## start MATERIAL PROVIDED
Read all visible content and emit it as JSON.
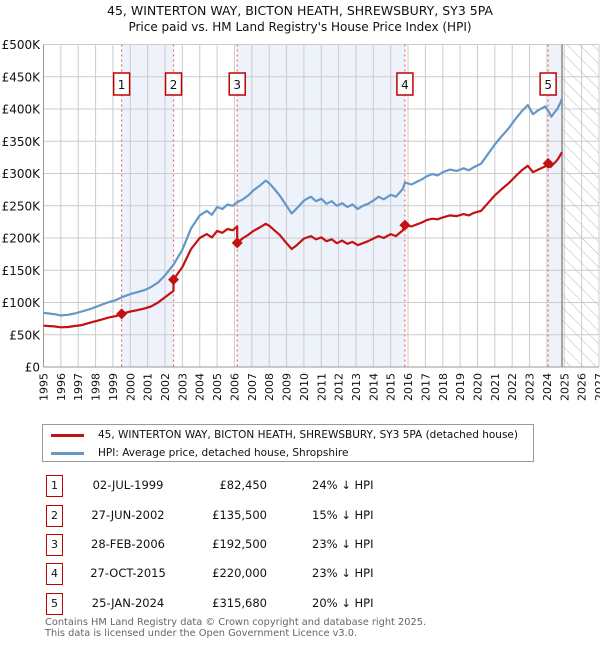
{
  "title": "45, WINTERTON WAY, BICTON HEATH, SHREWSBURY, SY3 5PA",
  "subtitle": "Price paid vs. HM Land Registry's House Price Index (HPI)",
  "chart_data": {
    "type": "line",
    "title": "Price paid vs. HPI",
    "unit": "GBP thousands",
    "x_axis": {
      "min": 1995,
      "max": 2027,
      "tick_years": [
        1995,
        1996,
        1997,
        1998,
        1999,
        2000,
        2001,
        2002,
        2003,
        2004,
        2005,
        2006,
        2007,
        2008,
        2009,
        2010,
        2011,
        2012,
        2013,
        2014,
        2015,
        2016,
        2017,
        2018,
        2019,
        2020,
        2021,
        2022,
        2023,
        2024,
        2025,
        2026,
        2027
      ]
    },
    "y_axis": {
      "min": 0,
      "max": 500,
      "tick_step": 50,
      "tick_labels": [
        "£0",
        "£50K",
        "£100K",
        "£150K",
        "£200K",
        "£250K",
        "£300K",
        "£350K",
        "£400K",
        "£450K",
        "£500K"
      ]
    },
    "grid": true,
    "legend_position": "bottom",
    "data_end_year": 2024.87,
    "hatch_range": [
      2024.87,
      2027
    ],
    "shaded_ranges": [
      [
        1999.5,
        2002.49
      ],
      [
        2006.16,
        2015.82
      ],
      [
        2024.07,
        2024.87
      ]
    ],
    "colors": {
      "property": "#c41111",
      "hpi": "#6597c7",
      "sale_line": "#f26b6b",
      "grid": "#cccccc",
      "band": "#edf2fb",
      "hatch": "#bbbbbb",
      "marker": "#c41111",
      "label_box_border": "#c00000"
    },
    "sales": [
      {
        "n": 1,
        "year": 1999.5,
        "price": 82.45,
        "date": "02-JUL-1999"
      },
      {
        "n": 2,
        "year": 2002.49,
        "price": 135.5,
        "date": "27-JUN-2002"
      },
      {
        "n": 3,
        "year": 2006.16,
        "price": 192.5,
        "date": "28-FEB-2006"
      },
      {
        "n": 4,
        "year": 2015.82,
        "price": 220.0,
        "date": "27-OCT-2015"
      },
      {
        "n": 5,
        "year": 2024.07,
        "price": 315.68,
        "date": "25-JAN-2024"
      }
    ],
    "series": [
      {
        "name": "45, WINTERTON WAY, BICTON HEATH, SHREWSBURY, SY3 5PA (detached house)",
        "key": "property",
        "color": "#c41111",
        "points": [
          [
            1995.0,
            64
          ],
          [
            1995.6,
            63
          ],
          [
            1996.0,
            61.5
          ],
          [
            1996.4,
            62
          ],
          [
            1996.8,
            63.5
          ],
          [
            1997.2,
            65
          ],
          [
            1997.6,
            68
          ],
          [
            1998.0,
            71
          ],
          [
            1998.4,
            74
          ],
          [
            1998.8,
            77
          ],
          [
            1999.2,
            79
          ],
          [
            1999.5,
            82.45
          ],
          [
            2000.0,
            86
          ],
          [
            2000.4,
            88
          ],
          [
            2000.8,
            90.5
          ],
          [
            2001.2,
            94
          ],
          [
            2001.6,
            100
          ],
          [
            2002.0,
            108
          ],
          [
            2002.49,
            118
          ],
          [
            2002.49,
            135.5
          ],
          [
            2003.0,
            155
          ],
          [
            2003.5,
            183
          ],
          [
            2004.0,
            200
          ],
          [
            2004.4,
            206
          ],
          [
            2004.7,
            201
          ],
          [
            2005.0,
            211
          ],
          [
            2005.3,
            208
          ],
          [
            2005.6,
            214
          ],
          [
            2005.9,
            212
          ],
          [
            2006.16,
            218
          ],
          [
            2006.16,
            192.5
          ],
          [
            2006.5,
            200
          ],
          [
            2006.8,
            205
          ],
          [
            2007.1,
            211
          ],
          [
            2007.5,
            217
          ],
          [
            2007.8,
            222
          ],
          [
            2008.0,
            219
          ],
          [
            2008.3,
            212
          ],
          [
            2008.6,
            205
          ],
          [
            2009.0,
            192
          ],
          [
            2009.3,
            183
          ],
          [
            2009.6,
            189
          ],
          [
            2010.0,
            199
          ],
          [
            2010.4,
            203
          ],
          [
            2010.7,
            198
          ],
          [
            2011.0,
            201
          ],
          [
            2011.3,
            195
          ],
          [
            2011.6,
            198
          ],
          [
            2011.9,
            192
          ],
          [
            2012.2,
            196
          ],
          [
            2012.5,
            191
          ],
          [
            2012.8,
            194
          ],
          [
            2013.1,
            189
          ],
          [
            2013.4,
            192
          ],
          [
            2013.7,
            195
          ],
          [
            2014.0,
            199
          ],
          [
            2014.3,
            203
          ],
          [
            2014.6,
            200
          ],
          [
            2015.0,
            206
          ],
          [
            2015.3,
            203
          ],
          [
            2015.7,
            212
          ],
          [
            2015.82,
            220
          ],
          [
            2016.2,
            218
          ],
          [
            2016.5,
            221
          ],
          [
            2016.8,
            224
          ],
          [
            2017.1,
            228
          ],
          [
            2017.4,
            230
          ],
          [
            2017.7,
            229
          ],
          [
            2018.0,
            232
          ],
          [
            2018.4,
            235
          ],
          [
            2018.8,
            234
          ],
          [
            2019.2,
            237
          ],
          [
            2019.5,
            235
          ],
          [
            2019.8,
            239
          ],
          [
            2020.2,
            242
          ],
          [
            2020.6,
            254
          ],
          [
            2021.0,
            266
          ],
          [
            2021.4,
            276
          ],
          [
            2021.8,
            285
          ],
          [
            2022.2,
            296
          ],
          [
            2022.6,
            306
          ],
          [
            2022.9,
            312
          ],
          [
            2023.2,
            302
          ],
          [
            2023.5,
            306
          ],
          [
            2023.9,
            311
          ],
          [
            2024.07,
            315.68
          ],
          [
            2024.2,
            310
          ],
          [
            2024.35,
            314
          ],
          [
            2024.5,
            318
          ],
          [
            2024.65,
            323
          ],
          [
            2024.87,
            333
          ]
        ]
      },
      {
        "name": "HPI: Average price, detached house, Shropshire",
        "key": "hpi",
        "color": "#6597c7",
        "points": [
          [
            1995.0,
            84
          ],
          [
            1995.3,
            83
          ],
          [
            1995.6,
            82
          ],
          [
            1996.0,
            80
          ],
          [
            1996.4,
            81
          ],
          [
            1996.8,
            83
          ],
          [
            1997.2,
            86
          ],
          [
            1997.6,
            89
          ],
          [
            1998.0,
            93
          ],
          [
            1998.4,
            97
          ],
          [
            1998.8,
            101
          ],
          [
            1999.2,
            104
          ],
          [
            1999.5,
            108
          ],
          [
            2000.0,
            113
          ],
          [
            2000.4,
            116
          ],
          [
            2000.8,
            119
          ],
          [
            2001.2,
            124
          ],
          [
            2001.6,
            131
          ],
          [
            2002.0,
            142
          ],
          [
            2002.5,
            159
          ],
          [
            2003.0,
            182
          ],
          [
            2003.5,
            215
          ],
          [
            2004.0,
            235
          ],
          [
            2004.4,
            242
          ],
          [
            2004.7,
            236
          ],
          [
            2005.0,
            248
          ],
          [
            2005.3,
            245
          ],
          [
            2005.6,
            252
          ],
          [
            2005.9,
            250
          ],
          [
            2006.2,
            256
          ],
          [
            2006.5,
            260
          ],
          [
            2006.8,
            266
          ],
          [
            2007.1,
            274
          ],
          [
            2007.5,
            282
          ],
          [
            2007.8,
            289
          ],
          [
            2008.0,
            285
          ],
          [
            2008.3,
            276
          ],
          [
            2008.6,
            266
          ],
          [
            2009.0,
            250
          ],
          [
            2009.3,
            238
          ],
          [
            2009.6,
            246
          ],
          [
            2010.0,
            258
          ],
          [
            2010.4,
            264
          ],
          [
            2010.7,
            257
          ],
          [
            2011.0,
            261
          ],
          [
            2011.3,
            253
          ],
          [
            2011.6,
            257
          ],
          [
            2011.9,
            250
          ],
          [
            2012.2,
            254
          ],
          [
            2012.5,
            248
          ],
          [
            2012.8,
            252
          ],
          [
            2013.1,
            245
          ],
          [
            2013.4,
            250
          ],
          [
            2013.7,
            253
          ],
          [
            2014.0,
            258
          ],
          [
            2014.3,
            264
          ],
          [
            2014.6,
            260
          ],
          [
            2015.0,
            267
          ],
          [
            2015.3,
            264
          ],
          [
            2015.7,
            276
          ],
          [
            2015.82,
            286
          ],
          [
            2016.2,
            283
          ],
          [
            2016.5,
            287
          ],
          [
            2016.8,
            291
          ],
          [
            2017.1,
            296
          ],
          [
            2017.4,
            299
          ],
          [
            2017.7,
            297
          ],
          [
            2018.0,
            302
          ],
          [
            2018.4,
            306
          ],
          [
            2018.8,
            304
          ],
          [
            2019.2,
            308
          ],
          [
            2019.5,
            305
          ],
          [
            2019.8,
            310
          ],
          [
            2020.2,
            315
          ],
          [
            2020.6,
            330
          ],
          [
            2021.0,
            345
          ],
          [
            2021.4,
            358
          ],
          [
            2021.8,
            370
          ],
          [
            2022.2,
            385
          ],
          [
            2022.6,
            398
          ],
          [
            2022.9,
            406
          ],
          [
            2023.2,
            392
          ],
          [
            2023.5,
            398
          ],
          [
            2023.9,
            404
          ],
          [
            2024.1,
            396
          ],
          [
            2024.25,
            388
          ],
          [
            2024.45,
            395
          ],
          [
            2024.6,
            400
          ],
          [
            2024.75,
            408
          ],
          [
            2024.87,
            416
          ]
        ]
      }
    ]
  },
  "legend": [
    {
      "label": "45, WINTERTON WAY, BICTON HEATH, SHREWSBURY, SY3 5PA (detached house)",
      "color": "#c41111"
    },
    {
      "label": "HPI: Average price, detached house, Shropshire",
      "color": "#6597c7"
    }
  ],
  "transactions": [
    {
      "n": "1",
      "date": "02-JUL-1999",
      "price": "£82,450",
      "vs_hpi": "24% ↓ HPI"
    },
    {
      "n": "2",
      "date": "27-JUN-2002",
      "price": "£135,500",
      "vs_hpi": "15% ↓ HPI"
    },
    {
      "n": "3",
      "date": "28-FEB-2006",
      "price": "£192,500",
      "vs_hpi": "23% ↓ HPI"
    },
    {
      "n": "4",
      "date": "27-OCT-2015",
      "price": "£220,000",
      "vs_hpi": "23% ↓ HPI"
    },
    {
      "n": "5",
      "date": "25-JAN-2024",
      "price": "£315,680",
      "vs_hpi": "20% ↓ HPI"
    }
  ],
  "footer": {
    "line1": "Contains HM Land Registry data © Crown copyright and database right 2025.",
    "line2": "This data is licensed under the Open Government Licence v3.0."
  }
}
## end MATERIAL PROVIDED
INSTRUCTIONS TO FOLLOW
Read the entries and show each line that mentions "SHREWSBURY".

COMPLETE ANSWER
  "title": "45, WINTERTON WAY, BICTON HEATH, SHREWSBURY, SY3 5PA",
        "name": "45, WINTERTON WAY, BICTON HEATH, SHREWSBURY, SY3 5PA (detached house)",
      "label": "45, WINTERTON WAY, BICTON HEATH, SHREWSBURY, SY3 5PA (detached house)",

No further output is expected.